• [Available records]
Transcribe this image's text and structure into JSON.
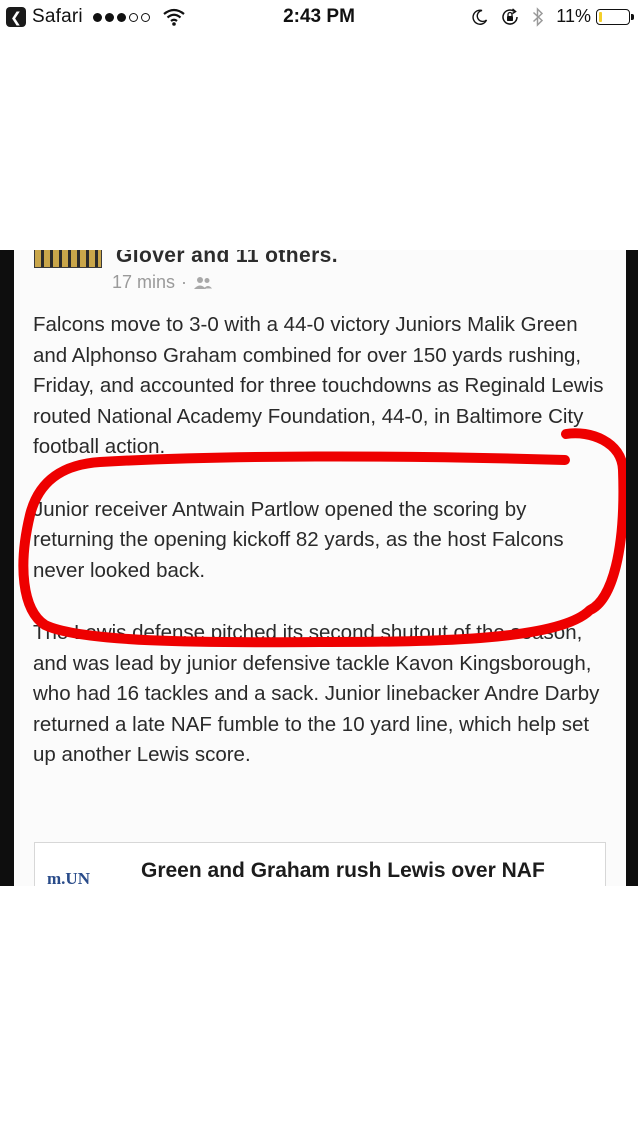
{
  "status_bar": {
    "back_app": "Safari",
    "signal_dots_filled": 3,
    "signal_dots_total": 5,
    "time": "2:43 PM",
    "battery_percent": "11%",
    "battery_level": 0.11,
    "icons": [
      "back-arrow-icon",
      "wifi-icon",
      "moon-icon",
      "rotation-lock-icon",
      "bluetooth-icon",
      "battery-icon"
    ]
  },
  "post": {
    "author": "Glover and 11 others.",
    "time": "17 mins",
    "meta_separator": "·",
    "privacy_icon": "friends-icon",
    "paragraphs": [
      "Falcons move to 3-0 with a 44-0 victory Juniors Malik Green and Alphonso Graham combined for over 150 yards rushing, Friday, and accounted for three touchdowns as Reginald Lewis routed National Academy Foundation, 44-0, in Baltimore City football action.",
      "Junior receiver Antwain Partlow opened the scoring by returning the opening kickoff 82 yards, as the host Falcons never looked back.",
      "The Lewis defense pitched its second shutout of the season, and was lead by junior defensive tackle Kavon Kingsborough, who had 16 tackles and a sack. Junior linebacker Andre Darby returned a late NAF fumble to the 10 yard line, which help set up another Lewis score."
    ],
    "link_card": {
      "thumb_text": "m.UN",
      "title": "Green and Graham rush Lewis over NAF"
    }
  },
  "colors": {
    "annotation": "#ee0000",
    "battery_fill": "#f4cf2a"
  }
}
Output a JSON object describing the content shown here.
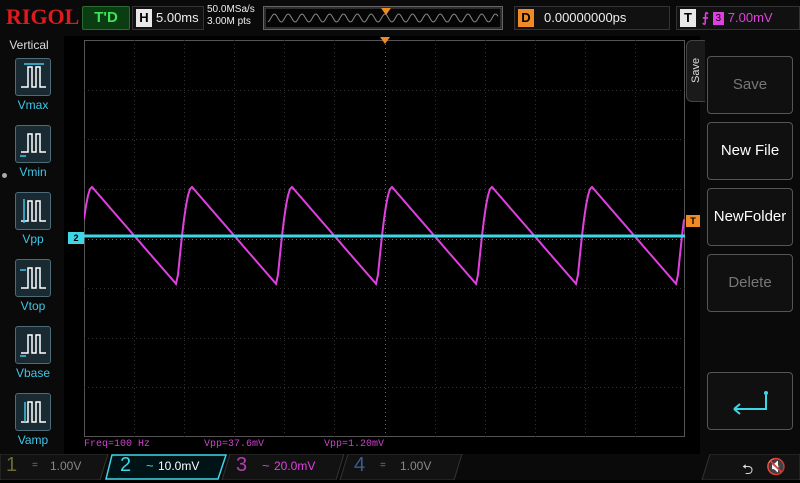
{
  "header": {
    "brand": "RIGOL",
    "run_status": "T'D",
    "timebase_key": "H",
    "timebase_value": "5.00ms",
    "sample_rate": "50.0MSa/s",
    "memory_depth": "3.00M pts",
    "delay_key": "D",
    "delay_value": "0.00000000ps",
    "trigger_key": "T",
    "trigger_source": "3",
    "trigger_level": "7.00mV"
  },
  "left_menu": {
    "title": "Vertical",
    "items": [
      {
        "label": "Vmax",
        "icon": "vmax-icon"
      },
      {
        "label": "Vmin",
        "icon": "vmin-icon"
      },
      {
        "label": "Vpp",
        "icon": "vpp-icon"
      },
      {
        "label": "Vtop",
        "icon": "vtop-icon"
      },
      {
        "label": "Vbase",
        "icon": "vbase-icon"
      },
      {
        "label": "Vamp",
        "icon": "vamp-icon"
      }
    ]
  },
  "markers": {
    "ch2": "2",
    "trigger": "T"
  },
  "measurements": [
    {
      "text": "Freq=100 Hz"
    },
    {
      "text": "Vpp=37.6mV"
    },
    {
      "text": "Vpp=1.20mV"
    }
  ],
  "right_menu": {
    "tab_label": "Save",
    "buttons": [
      {
        "label": "Save",
        "enabled": false
      },
      {
        "label": "New File",
        "enabled": true
      },
      {
        "label": "NewFolder",
        "enabled": true
      },
      {
        "label": "Delete",
        "enabled": false
      },
      {
        "label": "",
        "icon": "return-arrow-icon",
        "enabled": true
      }
    ]
  },
  "channels": [
    {
      "num": "1",
      "coupling": "=",
      "scale": "1.00V",
      "color": "#c8c81e",
      "active": false
    },
    {
      "num": "2",
      "coupling": "~",
      "scale": "10.0mV",
      "color": "#3fd6e6",
      "active": true
    },
    {
      "num": "3",
      "coupling": "~",
      "scale": "20.0mV",
      "color": "#e040e0",
      "active": false
    },
    {
      "num": "4",
      "coupling": "=",
      "scale": "1.00V",
      "color": "#3d7ad0",
      "active": false
    }
  ],
  "colors": {
    "ch2": "#3fd6e6",
    "ch3": "#e040e0",
    "trigger": "#f08a24",
    "brand": "#e0191d"
  }
}
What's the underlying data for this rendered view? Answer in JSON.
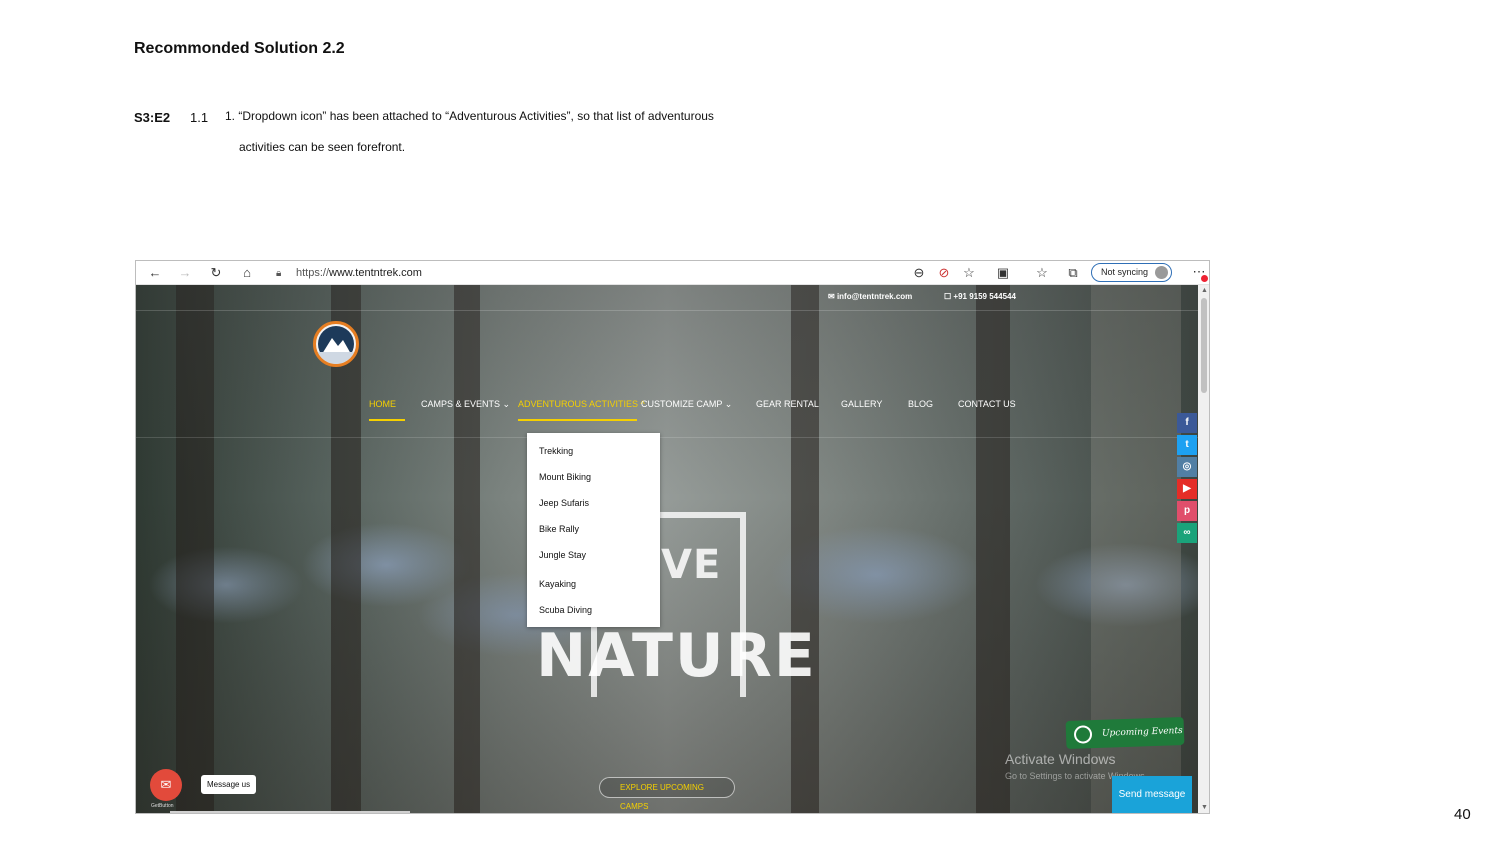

• [Your task] Using the listing above, gather each line that holds the string "scale" and copy it.

• [Complete answer]
      "scale": "1.00V",
      "scale": "10.0mV",
      "scale": "20.0mV",
      "scale": "1.00V",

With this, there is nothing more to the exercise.